* **Предоставленный текст**
Свою безоговорочную поддержку де Голлю предложил Пьер Кот, крупный деятель партии радикалов, последовательный антифашист, бывший министр правительства Народного фронта. «Пьер Кот, — пишет де Голль, — потрясенный событиями, умолял меня использовать его на какой угодно работе, „хоть подметать лестницу“. Но его взгляды были достаточно известны, чтобы его было возможно использовать». Этим весьма знаменательным жестом де Голль сразу резко подчеркнул свой правый политический курс. В борьбе с фашизмом он отказался использовать поддержку наиболее последовательных противников фашизма.
История организации, которую создавал де Голль в Лондоне, в тесном помещении Стефенс-хауз на набережной Темзы, где стояло лишь несколько столов и стульев, очень запутанна и противоречива. Вокруг этой истории возникло немало легенд. Согласно одной из них, первым, кто явился на призыв де Голля, был рабочий одного французского автомобильного завода. Имя его не называется в многочисленных исторических сочинениях о зарождении «Свободной Франции». Зато есть точные сведения о первых, малоизвестных тогда сотрудниках де Голля, причем сведения очень любопытные. Дело в том, что их политические и социальные физиономии в миниатюрной форме странным образом напоминали социальные портреты коллаборационистов из Виши.

* **Записи из набора данных**
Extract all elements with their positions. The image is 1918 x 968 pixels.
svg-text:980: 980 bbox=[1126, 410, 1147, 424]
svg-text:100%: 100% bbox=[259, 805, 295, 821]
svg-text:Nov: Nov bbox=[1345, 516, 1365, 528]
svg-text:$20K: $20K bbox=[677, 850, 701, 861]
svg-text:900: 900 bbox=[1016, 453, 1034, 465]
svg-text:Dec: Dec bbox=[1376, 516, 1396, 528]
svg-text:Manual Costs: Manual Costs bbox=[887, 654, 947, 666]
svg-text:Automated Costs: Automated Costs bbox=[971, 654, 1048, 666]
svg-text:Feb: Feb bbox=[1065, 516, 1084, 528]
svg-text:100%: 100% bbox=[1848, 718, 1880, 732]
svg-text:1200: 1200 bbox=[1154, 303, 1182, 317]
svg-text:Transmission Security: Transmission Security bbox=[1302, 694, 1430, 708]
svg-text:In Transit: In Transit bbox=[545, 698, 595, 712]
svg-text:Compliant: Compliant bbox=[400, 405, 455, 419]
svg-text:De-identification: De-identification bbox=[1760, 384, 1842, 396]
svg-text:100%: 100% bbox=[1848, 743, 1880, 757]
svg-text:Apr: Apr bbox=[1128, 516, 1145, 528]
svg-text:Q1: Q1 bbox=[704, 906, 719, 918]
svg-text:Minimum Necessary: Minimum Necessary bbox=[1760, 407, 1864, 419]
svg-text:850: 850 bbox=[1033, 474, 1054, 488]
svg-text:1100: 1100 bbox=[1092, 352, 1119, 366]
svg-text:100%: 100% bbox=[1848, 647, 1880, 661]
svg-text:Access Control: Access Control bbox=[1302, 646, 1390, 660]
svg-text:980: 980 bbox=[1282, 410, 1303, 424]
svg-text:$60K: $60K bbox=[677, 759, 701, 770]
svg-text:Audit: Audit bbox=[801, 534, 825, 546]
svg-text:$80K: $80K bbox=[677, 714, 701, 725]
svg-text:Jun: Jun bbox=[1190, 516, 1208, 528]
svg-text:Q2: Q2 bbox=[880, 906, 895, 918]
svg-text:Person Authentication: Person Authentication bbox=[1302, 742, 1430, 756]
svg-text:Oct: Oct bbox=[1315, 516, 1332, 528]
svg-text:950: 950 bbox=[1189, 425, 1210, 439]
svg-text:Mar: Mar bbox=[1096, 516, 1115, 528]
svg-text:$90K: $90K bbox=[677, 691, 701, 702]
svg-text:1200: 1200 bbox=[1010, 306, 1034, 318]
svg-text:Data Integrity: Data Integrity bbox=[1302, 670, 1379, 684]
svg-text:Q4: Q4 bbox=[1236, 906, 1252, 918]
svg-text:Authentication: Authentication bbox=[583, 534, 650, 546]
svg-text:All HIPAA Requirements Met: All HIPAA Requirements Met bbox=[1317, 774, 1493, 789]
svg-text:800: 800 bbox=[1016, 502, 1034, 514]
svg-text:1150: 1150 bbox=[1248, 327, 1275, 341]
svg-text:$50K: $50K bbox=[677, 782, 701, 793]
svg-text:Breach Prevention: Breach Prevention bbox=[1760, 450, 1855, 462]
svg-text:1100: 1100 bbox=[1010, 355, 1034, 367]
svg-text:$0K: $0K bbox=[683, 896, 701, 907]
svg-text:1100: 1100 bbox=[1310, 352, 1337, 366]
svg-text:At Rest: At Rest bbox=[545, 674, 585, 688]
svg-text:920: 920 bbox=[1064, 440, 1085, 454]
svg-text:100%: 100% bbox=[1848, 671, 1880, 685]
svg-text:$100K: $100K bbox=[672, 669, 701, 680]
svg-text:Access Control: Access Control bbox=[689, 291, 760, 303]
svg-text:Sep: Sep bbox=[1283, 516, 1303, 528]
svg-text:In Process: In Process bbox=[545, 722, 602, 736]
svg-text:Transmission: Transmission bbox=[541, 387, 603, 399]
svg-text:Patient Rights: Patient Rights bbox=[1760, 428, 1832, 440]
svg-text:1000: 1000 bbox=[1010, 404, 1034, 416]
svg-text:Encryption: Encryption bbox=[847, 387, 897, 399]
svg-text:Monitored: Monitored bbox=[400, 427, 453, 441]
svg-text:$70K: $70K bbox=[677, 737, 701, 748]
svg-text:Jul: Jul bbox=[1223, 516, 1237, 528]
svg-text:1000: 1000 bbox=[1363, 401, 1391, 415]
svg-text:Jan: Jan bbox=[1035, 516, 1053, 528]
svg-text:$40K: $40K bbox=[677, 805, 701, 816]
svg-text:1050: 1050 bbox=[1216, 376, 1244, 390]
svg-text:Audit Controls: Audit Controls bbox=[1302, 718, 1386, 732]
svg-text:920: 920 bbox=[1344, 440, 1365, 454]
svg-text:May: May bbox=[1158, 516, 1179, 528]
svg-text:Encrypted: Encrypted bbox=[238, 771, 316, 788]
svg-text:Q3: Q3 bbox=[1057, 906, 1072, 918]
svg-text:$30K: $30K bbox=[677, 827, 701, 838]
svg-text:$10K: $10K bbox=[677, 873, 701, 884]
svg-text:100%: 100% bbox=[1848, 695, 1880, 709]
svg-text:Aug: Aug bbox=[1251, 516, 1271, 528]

* **Задания**
1 > Пожалуйста, перепишите без изменений часть отрывка о де Голле, начиная со слов «История организации, которую» и продолжая до слов «коллаборационистов из Виши.».
2 > Ответьте по отрывку о де Голле на три вопроса:
(a) В каком правительстве Пьер Кот прежде был министром?
(b) В каком помещении в Лондоне создавалась организация де Голля?
(c) Кем, согласно одной из легенд, был первый, кто явился на призыв де Голля?
3 > Продолжите отрывок о зарождении «Свободной Франции» после его последнего предложения.

* **Ответы по номерам**
1 >
История организации, которую создавал де Голль в Лондоне, в тесном помещении Стефенс-хауз на набережной Темзы, где стояло лишь несколько столов и стульев, очень запутанна и противоречива. Вокруг этой истории возникло немало легенд. Согласно одной из них, первым, кто явился на призыв де Голля, был рабочий одного французского автомобильного завода. Имя его не называется в многочисленных исторических сочинениях о зарождении «Свободной Франции». Зато есть точные сведения о первых, малоизвестных тогда сотрудниках де Голля, причем сведения очень любопытные. Дело в том, что их политические и социальные физиономии в миниатюрной форме странным образом напоминали социальные портреты коллаборационистов из Виши.

2 >
(a) В правительстве Народного фронта.
(b) В тесном помещении Стефенс-хауз на набережной Темзы.
(c) Рабочим одного французского автомобильного завода.

3 >
Однако здесь нет ничего странного, если иметь в виду социальное происхождение и духовное формирование самого вождя «Свободной Франции». Во всяком случае, это ничуть не более удивительно, чем то обстоятельство, что главным идеологом Виши стал теоретик «интегрального национализма» Шарль Моррас, многие идеи которого были так близки де Голлю. Именно Моррас объявил разгром Франции «божественным сюрпризом». В идеологическом арсенале Виши нашлось место для Жанны д'Арк, для Мориса Барреса и Шарля Пеги. Правда, не для Бергсона, ведь он был евреем. Псевдонационалистическая идеология Виши была чудовищным, противоестественным извращением идей самого де Голля. — У него-то в вопросах патриотизма слова не расходились с делами. Но, как бы опасаясь, что в соперничестве с Виши движение де Голля могут принять за чужеродное Франции явление, он стремился окружить себя людьми из старой политической обоймы Третьей республики, разложившейся еще до ее официальной ликвидации.